* GIVEN INSTRUCTION: Each line that follows is to be retyped exactly.

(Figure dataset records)
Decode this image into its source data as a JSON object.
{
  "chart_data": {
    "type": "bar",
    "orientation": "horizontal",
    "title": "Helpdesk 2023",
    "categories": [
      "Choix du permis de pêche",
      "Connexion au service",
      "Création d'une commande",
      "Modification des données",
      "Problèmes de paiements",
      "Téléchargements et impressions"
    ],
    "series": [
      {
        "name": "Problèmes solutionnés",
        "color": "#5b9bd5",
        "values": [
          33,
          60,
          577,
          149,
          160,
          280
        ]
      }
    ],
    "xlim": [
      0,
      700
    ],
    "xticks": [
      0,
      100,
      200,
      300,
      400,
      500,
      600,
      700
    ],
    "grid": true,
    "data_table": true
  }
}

* EXERCISE SOLUTION:
Decode this image into its source data as a JSON object.
{
  "chart_data": {
    "type": "bar",
    "orientation": "horizontal",
    "title": "Helpdesk 2023",
    "categories": [
      "Choix du permis de pêche",
      "Connexion au service",
      "Création d'une commande",
      "Modification des données",
      "Problèmes de paiements",
      "Téléchargements et impressions"
    ],
    "series": [
      {
        "name": "Problèmes solutionnés",
        "color": "#5b9bd5",
        "values": [
          33,
          60,
          577,
          149,
          160,
          280
        ]
      }
    ],
    "xlim": [
      0,
      700
    ],
    "xticks": [
      0,
      100,
      200,
      300,
      400,
      500,
      600,
      700
    ],
    "grid": true,
    "data_table": true
  }
}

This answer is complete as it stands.